# Exercise objective
Repeat each line exactly as it is written.

>> BEGIN Material for this exercise

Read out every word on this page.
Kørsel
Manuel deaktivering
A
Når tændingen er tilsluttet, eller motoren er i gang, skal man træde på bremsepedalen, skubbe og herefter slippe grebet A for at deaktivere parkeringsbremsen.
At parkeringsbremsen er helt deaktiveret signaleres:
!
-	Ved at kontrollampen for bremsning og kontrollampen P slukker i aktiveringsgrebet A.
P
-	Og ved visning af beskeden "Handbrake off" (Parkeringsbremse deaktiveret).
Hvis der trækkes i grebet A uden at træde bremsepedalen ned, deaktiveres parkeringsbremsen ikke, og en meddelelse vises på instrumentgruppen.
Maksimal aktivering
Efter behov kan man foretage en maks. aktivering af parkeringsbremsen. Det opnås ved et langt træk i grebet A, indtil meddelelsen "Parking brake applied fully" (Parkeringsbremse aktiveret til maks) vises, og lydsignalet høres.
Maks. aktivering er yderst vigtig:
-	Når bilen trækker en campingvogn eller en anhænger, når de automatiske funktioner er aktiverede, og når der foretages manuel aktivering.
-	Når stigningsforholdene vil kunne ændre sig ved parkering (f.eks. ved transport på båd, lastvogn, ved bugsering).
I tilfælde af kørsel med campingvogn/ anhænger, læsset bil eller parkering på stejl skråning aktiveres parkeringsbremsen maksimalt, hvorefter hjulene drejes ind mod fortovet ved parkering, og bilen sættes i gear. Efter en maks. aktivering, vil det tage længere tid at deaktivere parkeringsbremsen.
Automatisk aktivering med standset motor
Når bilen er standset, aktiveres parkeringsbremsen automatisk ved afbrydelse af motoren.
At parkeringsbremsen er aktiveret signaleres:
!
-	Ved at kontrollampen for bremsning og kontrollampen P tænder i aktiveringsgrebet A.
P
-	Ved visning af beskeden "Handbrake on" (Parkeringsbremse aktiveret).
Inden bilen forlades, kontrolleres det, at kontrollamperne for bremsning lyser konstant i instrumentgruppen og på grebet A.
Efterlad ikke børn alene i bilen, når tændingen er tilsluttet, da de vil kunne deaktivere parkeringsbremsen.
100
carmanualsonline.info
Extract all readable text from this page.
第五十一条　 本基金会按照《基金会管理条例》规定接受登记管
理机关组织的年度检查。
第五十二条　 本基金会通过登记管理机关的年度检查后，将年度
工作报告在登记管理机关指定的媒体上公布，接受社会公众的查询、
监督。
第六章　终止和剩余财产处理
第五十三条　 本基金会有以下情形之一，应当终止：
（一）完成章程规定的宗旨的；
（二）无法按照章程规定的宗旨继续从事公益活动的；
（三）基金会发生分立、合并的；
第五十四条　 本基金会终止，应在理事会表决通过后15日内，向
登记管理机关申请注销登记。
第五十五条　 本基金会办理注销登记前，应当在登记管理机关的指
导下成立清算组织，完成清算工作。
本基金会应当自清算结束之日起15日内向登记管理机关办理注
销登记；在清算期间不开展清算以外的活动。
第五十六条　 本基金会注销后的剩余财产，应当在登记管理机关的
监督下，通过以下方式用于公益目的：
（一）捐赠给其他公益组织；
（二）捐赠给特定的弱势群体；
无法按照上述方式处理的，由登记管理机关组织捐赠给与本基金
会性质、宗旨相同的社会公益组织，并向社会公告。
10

>> END Material for this exercise

# Written answer
Read out every word on this page.
Kørsel
Manuel deaktivering
A
Når tændingen er tilsluttet, eller motoren er i gang, skal man træde på bremsepedalen, skubbe og herefter slippe grebet A for at deaktivere parkeringsbremsen.
At parkeringsbremsen er helt deaktiveret signaleres:
!
-	Ved at kontrollampen for bremsning og kontrollampen P slukker i aktiveringsgrebet A.
P
-	Og ved visning af beskeden "Handbrake off" (Parkeringsbremse deaktiveret).
Hvis der trækkes i grebet A uden at træde bremsepedalen ned, deaktiveres parkeringsbremsen ikke, og en meddelelse vises på instrumentgruppen.
Maksimal aktivering
Efter behov kan man foretage en maks. aktivering af parkeringsbremsen. Det opnås ved et langt træk i grebet A, indtil meddelelsen "Parking brake applied fully" (Parkeringsbremse aktiveret til maks) vises, og lydsignalet høres.
Maks. aktivering er yderst vigtig:
-	Når bilen trækker en campingvogn eller en anhænger, når de automatiske funktioner er aktiverede, og når der foretages manuel aktivering.
-	Når stigningsforholdene vil kunne ændre sig ved parkering (f.eks. ved transport på båd, lastvogn, ved bugsering).
I tilfælde af kørsel med campingvogn/ anhænger, læsset bil eller parkering på stejl skråning aktiveres parkeringsbremsen maksimalt, hvorefter hjulene drejes ind mod fortovet ved parkering, og bilen sættes i gear. Efter en maks. aktivering, vil det tage længere tid at deaktivere parkeringsbremsen.
Automatisk aktivering med standset motor
Når bilen er standset, aktiveres parkeringsbremsen automatisk ved afbrydelse af motoren.
At parkeringsbremsen er aktiveret signaleres:
!
-	Ved at kontrollampen for bremsning og kontrollampen P tænder i aktiveringsgrebet A.
P
-	Ved visning af beskeden "Handbrake on" (Parkeringsbremse aktiveret).
Inden bilen forlades, kontrolleres det, at kontrollamperne for bremsning lyser konstant i instrumentgruppen og på grebet A.
Efterlad ikke børn alene i bilen, når tændingen er tilsluttet, da de vil kunne deaktivere parkeringsbremsen.
100
carmanualsonline.info
Extract all readable text from this page.
第五十一条　 本基金会按照《基金会管理条例》规定接受登记管
理机关组织的年度检查。
第五十二条　 本基金会通过登记管理机关的年度检查后，将年度
工作报告在登记管理机关指定的媒体上公布，接受社会公众的查询、
监督。
第六章　终止和剩余财产处理
第五十三条　 本基金会有以下情形之一，应当终止：
（一）完成章程规定的宗旨的；
（二）无法按照章程规定的宗旨继续从事公益活动的；
（三）基金会发生分立、合并的；
第五十四条　 本基金会终止，应在理事会表决通过后15日内，向
登记管理机关申请注销登记。
第五十五条　 本基金会办理注销登记前，应当在登记管理机关的指
导下成立清算组织，完成清算工作。
本基金会应当自清算结束之日起15日内向登记管理机关办理注
销登记；在清算期间不开展清算以外的活动。
第五十六条　 本基金会注销后的剩余财产，应当在登记管理机关的
监督下，通过以下方式用于公益目的：
（一）捐赠给其他公益组织；
（二）捐赠给特定的弱势群体；
无法按照上述方式处理的，由登记管理机关组织捐赠给与本基金
会性质、宗旨相同的社会公益组织，并向社会公告。
10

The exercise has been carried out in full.